TO DO: Search the data below for the string "least". Extract every line that contains it.

RECORDS SHOWN:
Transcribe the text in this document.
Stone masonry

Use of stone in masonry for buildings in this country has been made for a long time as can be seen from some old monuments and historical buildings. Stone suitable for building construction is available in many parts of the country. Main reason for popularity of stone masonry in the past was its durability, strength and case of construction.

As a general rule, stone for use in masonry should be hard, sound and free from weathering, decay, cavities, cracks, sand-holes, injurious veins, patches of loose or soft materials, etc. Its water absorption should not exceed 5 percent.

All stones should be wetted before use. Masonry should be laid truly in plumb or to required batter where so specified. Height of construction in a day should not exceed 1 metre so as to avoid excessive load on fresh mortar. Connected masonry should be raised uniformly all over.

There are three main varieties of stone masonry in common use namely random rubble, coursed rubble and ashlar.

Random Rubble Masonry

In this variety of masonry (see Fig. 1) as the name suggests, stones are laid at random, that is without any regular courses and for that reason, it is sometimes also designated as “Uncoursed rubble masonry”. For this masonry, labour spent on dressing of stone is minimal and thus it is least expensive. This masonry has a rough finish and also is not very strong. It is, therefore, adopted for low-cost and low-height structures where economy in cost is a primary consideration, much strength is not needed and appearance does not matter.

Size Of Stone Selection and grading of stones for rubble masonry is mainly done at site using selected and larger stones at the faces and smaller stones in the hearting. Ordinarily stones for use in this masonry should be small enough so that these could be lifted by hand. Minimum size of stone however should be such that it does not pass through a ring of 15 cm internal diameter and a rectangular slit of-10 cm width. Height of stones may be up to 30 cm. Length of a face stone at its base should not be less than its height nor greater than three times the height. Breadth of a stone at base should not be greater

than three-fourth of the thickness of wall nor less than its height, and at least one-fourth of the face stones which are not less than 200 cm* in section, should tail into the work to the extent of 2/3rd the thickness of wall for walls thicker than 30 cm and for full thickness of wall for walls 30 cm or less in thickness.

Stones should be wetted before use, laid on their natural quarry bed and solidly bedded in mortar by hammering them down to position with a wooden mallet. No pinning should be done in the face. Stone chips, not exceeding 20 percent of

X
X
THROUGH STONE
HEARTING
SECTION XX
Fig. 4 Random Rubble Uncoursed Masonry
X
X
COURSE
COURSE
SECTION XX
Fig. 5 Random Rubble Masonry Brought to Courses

FULL OUTPUT:
In this variety of masonry (see Fig. 1) as the name suggests, stones are laid at random, that is without any regular courses and for that reason, it is sometimes also designated as “Uncoursed rubble masonry”. For this masonry, labour spent on dressing of stone is minimal and thus it is least expensive. This masonry has a rough finish and also is not very strong. It is, therefore, adopted for low-cost and low-height structures where economy in cost is a primary consideration, much strength is not needed and appearance does not matter.
than three-fourth of the thickness of wall nor less than its height, and at least one-fourth of the face stones which are not less than 200 cm* in section, should tail into the work to the extent of 2/3rd the thickness of wall for walls thicker than 30 cm and for full thickness of wall for walls 30 cm or less in thickness.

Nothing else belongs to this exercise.